>> BEGIN

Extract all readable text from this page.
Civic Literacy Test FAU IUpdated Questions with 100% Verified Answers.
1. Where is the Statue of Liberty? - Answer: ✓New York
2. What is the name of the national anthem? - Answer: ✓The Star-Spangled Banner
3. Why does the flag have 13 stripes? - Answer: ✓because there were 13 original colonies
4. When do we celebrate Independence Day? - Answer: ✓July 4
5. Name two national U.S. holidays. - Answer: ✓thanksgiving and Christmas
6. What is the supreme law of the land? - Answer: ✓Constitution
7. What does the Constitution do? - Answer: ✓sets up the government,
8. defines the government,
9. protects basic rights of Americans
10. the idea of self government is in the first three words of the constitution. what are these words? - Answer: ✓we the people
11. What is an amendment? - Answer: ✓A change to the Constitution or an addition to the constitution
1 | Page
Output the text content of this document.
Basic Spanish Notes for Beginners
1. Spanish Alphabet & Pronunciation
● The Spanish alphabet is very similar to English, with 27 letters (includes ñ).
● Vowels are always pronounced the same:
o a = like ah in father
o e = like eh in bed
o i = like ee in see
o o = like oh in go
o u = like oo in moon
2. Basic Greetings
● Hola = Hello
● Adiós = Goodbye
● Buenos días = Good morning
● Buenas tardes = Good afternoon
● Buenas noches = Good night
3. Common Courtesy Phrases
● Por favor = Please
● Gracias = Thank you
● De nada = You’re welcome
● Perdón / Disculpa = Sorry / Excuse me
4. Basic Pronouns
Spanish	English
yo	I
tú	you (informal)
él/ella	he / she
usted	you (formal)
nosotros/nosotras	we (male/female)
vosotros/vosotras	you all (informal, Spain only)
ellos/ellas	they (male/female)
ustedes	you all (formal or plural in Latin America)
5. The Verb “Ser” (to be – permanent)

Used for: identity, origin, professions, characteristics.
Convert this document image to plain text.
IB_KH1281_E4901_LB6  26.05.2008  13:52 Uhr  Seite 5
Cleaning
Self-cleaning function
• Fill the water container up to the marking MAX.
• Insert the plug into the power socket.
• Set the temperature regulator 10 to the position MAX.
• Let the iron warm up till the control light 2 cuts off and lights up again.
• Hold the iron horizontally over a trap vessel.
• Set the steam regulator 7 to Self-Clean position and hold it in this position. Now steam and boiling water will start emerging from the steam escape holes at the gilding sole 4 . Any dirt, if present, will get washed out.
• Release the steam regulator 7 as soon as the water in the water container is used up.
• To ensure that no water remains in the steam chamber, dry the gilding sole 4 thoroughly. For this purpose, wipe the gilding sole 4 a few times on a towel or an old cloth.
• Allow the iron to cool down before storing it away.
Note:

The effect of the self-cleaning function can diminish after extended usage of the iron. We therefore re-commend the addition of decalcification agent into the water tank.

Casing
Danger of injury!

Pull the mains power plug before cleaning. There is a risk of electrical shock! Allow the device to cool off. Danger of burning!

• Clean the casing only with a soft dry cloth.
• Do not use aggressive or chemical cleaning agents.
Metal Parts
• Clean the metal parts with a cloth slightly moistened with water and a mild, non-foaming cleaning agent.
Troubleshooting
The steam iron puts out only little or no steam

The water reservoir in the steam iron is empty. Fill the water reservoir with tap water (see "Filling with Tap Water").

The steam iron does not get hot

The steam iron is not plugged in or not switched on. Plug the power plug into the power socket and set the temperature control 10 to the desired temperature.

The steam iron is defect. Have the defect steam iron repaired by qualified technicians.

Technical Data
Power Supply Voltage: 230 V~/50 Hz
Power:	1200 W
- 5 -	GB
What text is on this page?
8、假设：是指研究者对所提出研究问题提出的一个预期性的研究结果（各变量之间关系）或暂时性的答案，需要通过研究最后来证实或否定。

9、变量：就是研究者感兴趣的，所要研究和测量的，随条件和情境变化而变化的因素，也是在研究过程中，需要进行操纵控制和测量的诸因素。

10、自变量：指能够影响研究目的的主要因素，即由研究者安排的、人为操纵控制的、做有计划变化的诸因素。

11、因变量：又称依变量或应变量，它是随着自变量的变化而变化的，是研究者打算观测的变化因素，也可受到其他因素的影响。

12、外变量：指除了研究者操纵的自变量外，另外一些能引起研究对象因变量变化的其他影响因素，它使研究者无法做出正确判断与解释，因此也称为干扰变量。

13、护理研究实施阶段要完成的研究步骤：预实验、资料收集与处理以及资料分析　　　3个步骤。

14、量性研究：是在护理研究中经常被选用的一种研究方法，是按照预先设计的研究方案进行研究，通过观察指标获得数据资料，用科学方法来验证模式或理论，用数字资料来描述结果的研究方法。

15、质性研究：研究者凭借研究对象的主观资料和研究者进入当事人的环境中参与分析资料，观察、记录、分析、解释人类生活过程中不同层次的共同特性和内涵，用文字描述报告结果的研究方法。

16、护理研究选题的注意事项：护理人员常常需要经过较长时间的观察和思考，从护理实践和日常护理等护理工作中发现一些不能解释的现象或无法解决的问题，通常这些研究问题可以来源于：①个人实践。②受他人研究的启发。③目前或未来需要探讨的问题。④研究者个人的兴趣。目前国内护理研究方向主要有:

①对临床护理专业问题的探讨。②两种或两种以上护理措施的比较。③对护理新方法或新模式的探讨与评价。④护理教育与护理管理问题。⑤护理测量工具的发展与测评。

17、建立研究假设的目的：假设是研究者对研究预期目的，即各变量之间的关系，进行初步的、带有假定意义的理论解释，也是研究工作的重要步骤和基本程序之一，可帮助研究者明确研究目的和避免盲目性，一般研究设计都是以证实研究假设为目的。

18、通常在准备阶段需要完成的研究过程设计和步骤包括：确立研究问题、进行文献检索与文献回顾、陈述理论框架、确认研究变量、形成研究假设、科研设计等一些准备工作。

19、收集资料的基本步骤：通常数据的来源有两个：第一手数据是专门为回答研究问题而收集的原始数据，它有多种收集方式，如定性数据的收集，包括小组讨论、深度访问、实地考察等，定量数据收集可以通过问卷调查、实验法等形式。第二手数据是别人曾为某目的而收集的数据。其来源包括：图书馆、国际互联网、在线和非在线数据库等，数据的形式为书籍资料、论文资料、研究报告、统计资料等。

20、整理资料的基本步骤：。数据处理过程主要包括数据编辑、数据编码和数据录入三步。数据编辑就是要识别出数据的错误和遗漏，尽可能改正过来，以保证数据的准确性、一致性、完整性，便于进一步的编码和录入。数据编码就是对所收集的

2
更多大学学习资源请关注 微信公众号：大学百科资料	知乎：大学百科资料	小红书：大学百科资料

>> END

* Set problem: All lines above containing the string "sole" are to be collected.

* Solution to this exercise:
• Set the steam regulator 7 to Self-Clean position and hold it in this position. Now steam and boiling water will start emerging from the steam escape holes at the gilding sole 4 . Any dirt, if present, will get washed out.
• To ensure that no water remains in the steam chamber, dry the gilding sole 4 thoroughly. For this purpose, wipe the gilding sole 4 a few times on a towel or an old cloth.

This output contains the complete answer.